**Problem to work on:**
Print the complete set of entries exactly.

**Material provided:**
-- START --
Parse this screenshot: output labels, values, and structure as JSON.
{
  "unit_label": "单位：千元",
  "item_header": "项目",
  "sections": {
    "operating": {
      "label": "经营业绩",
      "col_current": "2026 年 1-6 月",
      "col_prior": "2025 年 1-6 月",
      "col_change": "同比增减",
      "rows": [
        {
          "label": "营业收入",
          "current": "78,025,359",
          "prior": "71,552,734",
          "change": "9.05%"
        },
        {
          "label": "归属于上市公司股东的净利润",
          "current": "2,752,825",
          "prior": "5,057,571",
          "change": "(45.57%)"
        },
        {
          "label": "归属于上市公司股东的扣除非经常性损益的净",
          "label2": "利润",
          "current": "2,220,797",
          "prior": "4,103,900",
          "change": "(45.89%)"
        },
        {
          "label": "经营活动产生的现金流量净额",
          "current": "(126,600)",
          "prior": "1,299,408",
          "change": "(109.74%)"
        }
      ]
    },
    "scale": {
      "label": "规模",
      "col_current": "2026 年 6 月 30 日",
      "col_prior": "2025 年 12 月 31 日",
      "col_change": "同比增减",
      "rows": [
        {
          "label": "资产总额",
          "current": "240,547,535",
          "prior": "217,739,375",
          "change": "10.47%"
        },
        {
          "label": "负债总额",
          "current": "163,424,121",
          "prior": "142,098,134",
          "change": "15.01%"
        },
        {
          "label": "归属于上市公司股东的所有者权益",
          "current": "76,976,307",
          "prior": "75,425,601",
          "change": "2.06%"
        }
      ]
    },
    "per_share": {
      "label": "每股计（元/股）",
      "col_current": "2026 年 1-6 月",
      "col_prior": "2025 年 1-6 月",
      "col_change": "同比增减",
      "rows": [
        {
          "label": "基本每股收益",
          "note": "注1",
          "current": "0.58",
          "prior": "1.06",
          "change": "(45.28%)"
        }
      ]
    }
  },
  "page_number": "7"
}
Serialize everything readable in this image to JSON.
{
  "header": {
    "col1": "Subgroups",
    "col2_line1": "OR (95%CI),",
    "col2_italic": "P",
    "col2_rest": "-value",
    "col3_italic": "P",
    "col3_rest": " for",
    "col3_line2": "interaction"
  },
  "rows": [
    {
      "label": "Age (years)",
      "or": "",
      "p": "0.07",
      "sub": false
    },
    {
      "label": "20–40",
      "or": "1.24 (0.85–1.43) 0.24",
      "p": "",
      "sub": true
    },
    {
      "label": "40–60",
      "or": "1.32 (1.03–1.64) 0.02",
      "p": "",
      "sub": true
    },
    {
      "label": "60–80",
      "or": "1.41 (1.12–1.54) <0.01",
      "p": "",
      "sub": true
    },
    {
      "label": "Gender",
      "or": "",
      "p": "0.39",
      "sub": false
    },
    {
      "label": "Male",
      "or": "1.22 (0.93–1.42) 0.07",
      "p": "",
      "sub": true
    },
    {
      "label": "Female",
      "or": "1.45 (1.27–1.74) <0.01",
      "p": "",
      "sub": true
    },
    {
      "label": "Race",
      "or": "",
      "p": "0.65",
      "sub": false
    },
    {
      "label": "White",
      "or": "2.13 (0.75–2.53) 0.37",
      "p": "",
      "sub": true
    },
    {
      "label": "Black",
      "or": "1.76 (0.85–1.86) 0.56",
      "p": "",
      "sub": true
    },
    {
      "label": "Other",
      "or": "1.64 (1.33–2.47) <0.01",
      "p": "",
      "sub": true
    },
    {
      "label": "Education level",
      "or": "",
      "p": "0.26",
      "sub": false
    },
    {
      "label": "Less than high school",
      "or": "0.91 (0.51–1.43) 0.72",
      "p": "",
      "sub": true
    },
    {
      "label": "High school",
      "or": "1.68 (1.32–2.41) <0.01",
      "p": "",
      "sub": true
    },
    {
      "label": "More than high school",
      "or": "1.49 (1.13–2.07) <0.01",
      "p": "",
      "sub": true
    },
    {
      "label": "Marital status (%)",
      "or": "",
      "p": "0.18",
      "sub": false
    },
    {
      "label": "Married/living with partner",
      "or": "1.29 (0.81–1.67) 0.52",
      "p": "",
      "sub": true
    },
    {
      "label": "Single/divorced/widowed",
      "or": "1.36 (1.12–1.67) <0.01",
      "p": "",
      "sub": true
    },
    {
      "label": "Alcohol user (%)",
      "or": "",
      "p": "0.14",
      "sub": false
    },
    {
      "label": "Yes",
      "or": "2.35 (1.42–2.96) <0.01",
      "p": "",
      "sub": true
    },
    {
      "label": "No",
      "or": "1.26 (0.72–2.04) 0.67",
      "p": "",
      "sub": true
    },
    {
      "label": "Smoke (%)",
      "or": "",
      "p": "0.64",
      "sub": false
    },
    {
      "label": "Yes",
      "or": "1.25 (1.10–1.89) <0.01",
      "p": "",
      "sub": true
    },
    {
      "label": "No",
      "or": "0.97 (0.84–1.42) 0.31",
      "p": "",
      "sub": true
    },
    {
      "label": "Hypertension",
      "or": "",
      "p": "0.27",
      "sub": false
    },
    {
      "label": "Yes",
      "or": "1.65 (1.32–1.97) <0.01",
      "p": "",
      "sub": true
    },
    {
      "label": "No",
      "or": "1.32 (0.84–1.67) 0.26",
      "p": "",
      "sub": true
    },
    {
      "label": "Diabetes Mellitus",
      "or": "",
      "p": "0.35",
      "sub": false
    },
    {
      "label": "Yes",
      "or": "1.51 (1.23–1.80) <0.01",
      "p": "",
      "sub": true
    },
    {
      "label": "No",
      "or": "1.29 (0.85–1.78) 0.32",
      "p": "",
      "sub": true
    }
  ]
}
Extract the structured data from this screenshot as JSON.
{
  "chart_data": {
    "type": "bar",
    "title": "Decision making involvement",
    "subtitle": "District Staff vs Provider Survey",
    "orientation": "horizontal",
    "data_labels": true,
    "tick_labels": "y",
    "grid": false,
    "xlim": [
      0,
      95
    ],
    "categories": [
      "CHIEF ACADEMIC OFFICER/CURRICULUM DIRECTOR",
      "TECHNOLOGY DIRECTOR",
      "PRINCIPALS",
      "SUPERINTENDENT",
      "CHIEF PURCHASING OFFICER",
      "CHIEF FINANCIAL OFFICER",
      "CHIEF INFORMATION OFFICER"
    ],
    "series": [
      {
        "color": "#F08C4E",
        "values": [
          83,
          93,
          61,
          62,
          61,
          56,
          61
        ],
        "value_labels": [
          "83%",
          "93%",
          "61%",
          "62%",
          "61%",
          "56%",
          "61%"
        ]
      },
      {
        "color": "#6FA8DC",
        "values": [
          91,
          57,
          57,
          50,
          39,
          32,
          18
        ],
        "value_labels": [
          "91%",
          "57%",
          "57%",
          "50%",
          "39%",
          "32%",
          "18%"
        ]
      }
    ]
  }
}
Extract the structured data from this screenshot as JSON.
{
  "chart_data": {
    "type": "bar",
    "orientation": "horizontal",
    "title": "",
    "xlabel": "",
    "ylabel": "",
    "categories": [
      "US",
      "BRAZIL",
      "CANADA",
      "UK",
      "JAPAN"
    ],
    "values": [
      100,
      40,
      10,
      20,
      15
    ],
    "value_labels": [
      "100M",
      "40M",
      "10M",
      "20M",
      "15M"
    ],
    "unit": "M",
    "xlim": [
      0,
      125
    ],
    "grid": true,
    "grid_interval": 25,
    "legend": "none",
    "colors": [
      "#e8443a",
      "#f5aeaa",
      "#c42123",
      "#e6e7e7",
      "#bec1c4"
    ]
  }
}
-- END --
**Answer to the exercise:**
Parse this screenshot: output labels, values, and structure as JSON.
{
  "unit_label": "单位：千元",
  "item_header": "项目",
  "sections": {
    "operating": {
      "label": "经营业绩",
      "col_current": "2026 年 1-6 月",
      "col_prior": "2025 年 1-6 月",
      "col_change": "同比增减",
      "rows": [
        {
          "label": "营业收入",
          "current": "78,025,359",
          "prior": "71,552,734",
          "change": "9.05%"
        },
        {
          "label": "归属于上市公司股东的净利润",
          "current": "2,752,825",
          "prior": "5,057,571",
          "change": "(45.57%)"
        },
        {
          "label": "归属于上市公司股东的扣除非经常性损益的净",
          "label2": "利润",
          "current": "2,220,797",
          "prior": "4,103,900",
          "change": "(45.89%)"
        },
        {
          "label": "经营活动产生的现金流量净额",
          "current": "(126,600)",
          "prior": "1,299,408",
          "change": "(109.74%)"
        }
      ]
    },
    "scale": {
      "label": "规模",
      "col_current": "2026 年 6 月 30 日",
      "col_prior": "2025 年 12 月 31 日",
      "col_change": "同比增减",
      "rows": [
        {
          "label": "资产总额",
          "current": "240,547,535",
          "prior": "217,739,375",
          "change": "10.47%"
        },
        {
          "label": "负债总额",
          "current": "163,424,121",
          "prior": "142,098,134",
          "change": "15.01%"
        },
        {
          "label": "归属于上市公司股东的所有者权益",
          "current": "76,976,307",
          "prior": "75,425,601",
          "change": "2.06%"
        }
      ]
    },
    "per_share": {
      "label": "每股计（元/股）",
      "col_current": "2026 年 1-6 月",
      "col_prior": "2025 年 1-6 月",
      "col_change": "同比增减",
      "rows": [
        {
          "label": "基本每股收益",
          "note": "注1",
          "current": "0.58",
          "prior": "1.06",
          "change": "(45.28%)"
        }
      ]
    }
  },
  "page_number": "7"
}
Serialize everything readable in this image to JSON.
{
  "header": {
    "col1": "Subgroups",
    "col2_line1": "OR (95%CI),",
    "col2_italic": "P",
    "col2_rest": "-value",
    "col3_italic": "P",
    "col3_rest": " for",
    "col3_line2": "interaction"
  },
  "rows": [
    {
      "label": "Age (years)",
      "or": "",
      "p": "0.07",
      "sub": false
    },
    {
      "label": "20–40",
      "or": "1.24 (0.85–1.43) 0.24",
      "p": "",
      "sub": true
    },
    {
      "label": "40–60",
      "or": "1.32 (1.03–1.64) 0.02",
      "p": "",
      "sub": true
    },
    {
      "label": "60–80",
      "or": "1.41 (1.12–1.54) <0.01",
      "p": "",
      "sub": true
    },
    {
      "label": "Gender",
      "or": "",
      "p": "0.39",
      "sub": false
    },
    {
      "label": "Male",
      "or": "1.22 (0.93–1.42) 0.07",
      "p": "",
      "sub": true
    },
    {
      "label": "Female",
      "or": "1.45 (1.27–1.74) <0.01",
      "p": "",
      "sub": true
    },
    {
      "label": "Race",
      "or": "",
      "p": "0.65",
      "sub": false
    },
    {
      "label": "White",
      "or": "2.13 (0.75–2.53) 0.37",
      "p": "",
      "sub": true
    },
    {
      "label": "Black",
      "or": "1.76 (0.85–1.86) 0.56",
      "p": "",
      "sub": true
    },
    {
      "label": "Other",
      "or": "1.64 (1.33–2.47) <0.01",
      "p": "",
      "sub": true
    },
    {
      "label": "Education level",
      "or": "",
      "p": "0.26",
      "sub": false
    },
    {
      "label": "Less than high school",
      "or": "0.91 (0.51–1.43) 0.72",
      "p": "",
      "sub": true
    },
    {
      "label": "High school",
      "or": "1.68 (1.32–2.41) <0.01",
      "p": "",
      "sub": true
    },
    {
      "label": "More than high school",
      "or": "1.49 (1.13–2.07) <0.01",
      "p": "",
      "sub": true
    },
    {
      "label": "Marital status (%)",
      "or": "",
      "p": "0.18",
      "sub": false
    },
    {
      "label": "Married/living with partner",
      "or": "1.29 (0.81–1.67) 0.52",
      "p": "",
      "sub": true
    },
    {
      "label": "Single/divorced/widowed",
      "or": "1.36 (1.12–1.67) <0.01",
      "p": "",
      "sub": true
    },
    {
      "label": "Alcohol user (%)",
      "or": "",
      "p": "0.14",
      "sub": false
    },
    {
      "label": "Yes",
      "or": "2.35 (1.42–2.96) <0.01",
      "p": "",
      "sub": true
    },
    {
      "label": "No",
      "or": "1.26 (0.72–2.04) 0.67",
      "p": "",
      "sub": true
    },
    {
      "label": "Smoke (%)",
      "or": "",
      "p": "0.64",
      "sub": false
    },
    {
      "label": "Yes",
      "or": "1.25 (1.10–1.89) <0.01",
      "p": "",
      "sub": true
    },
    {
      "label": "No",
      "or": "0.97 (0.84–1.42) 0.31",
      "p": "",
      "sub": true
    },
    {
      "label": "Hypertension",
      "or": "",
      "p": "0.27",
      "sub": false
    },
    {
      "label": "Yes",
      "or": "1.65 (1.32–1.97) <0.01",
      "p": "",
      "sub": true
    },
    {
      "label": "No",
      "or": "1.32 (0.84–1.67) 0.26",
      "p": "",
      "sub": true
    },
    {
      "label": "Diabetes Mellitus",
      "or": "",
      "p": "0.35",
      "sub": false
    },
    {
      "label": "Yes",
      "or": "1.51 (1.23–1.80) <0.01",
      "p": "",
      "sub": true
    },
    {
      "label": "No",
      "or": "1.29 (0.85–1.78) 0.32",
      "p": "",
      "sub": true
    }
  ]
}
Extract the structured data from this screenshot as JSON.
{
  "chart_data": {
    "type": "bar",
    "title": "Decision making involvement",
    "subtitle": "District Staff vs Provider Survey",
    "orientation": "horizontal",
    "data_labels": true,
    "tick_labels": "y",
    "grid": false,
    "xlim": [
      0,
      95
    ],
    "categories": [
      "CHIEF ACADEMIC OFFICER/CURRICULUM DIRECTOR",
      "TECHNOLOGY DIRECTOR",
      "PRINCIPALS",
      "SUPERINTENDENT",
      "CHIEF PURCHASING OFFICER",
      "CHIEF FINANCIAL OFFICER",
      "CHIEF INFORMATION OFFICER"
    ],
    "series": [
      {
        "color": "#F08C4E",
        "values": [
          83,
          93,
          61,
          62,
          61,
          56,
          61
        ],
        "value_labels": [
          "83%",
          "93%",
          "61%",
          "62%",
          "61%",
          "56%",
          "61%"
        ]
      },
      {
        "color": "#6FA8DC",
        "values": [
          91,
          57,
          57,
          50,
          39,
          32,
          18
        ],
        "value_labels": [
          "91%",
          "57%",
          "57%",
          "50%",
          "39%",
          "32%",
          "18%"
        ]
      }
    ]
  }
}
Extract the structured data from this screenshot as JSON.
{
  "chart_data": {
    "type": "bar",
    "orientation": "horizontal",
    "title": "",
    "xlabel": "",
    "ylabel": "",
    "categories": [
      "US",
      "BRAZIL",
      "CANADA",
      "UK",
      "JAPAN"
    ],
    "values": [
      100,
      40,
      10,
      20,
      15
    ],
    "value_labels": [
      "100M",
      "40M",
      "10M",
      "20M",
      "15M"
    ],
    "unit": "M",
    "xlim": [
      0,
      125
    ],
    "grid": true,
    "grid_interval": 25,
    "legend": "none",
    "colors": [
      "#e8443a",
      "#f5aeaa",
      "#c42123",
      "#e6e7e7",
      "#bec1c4"
    ]
  }
}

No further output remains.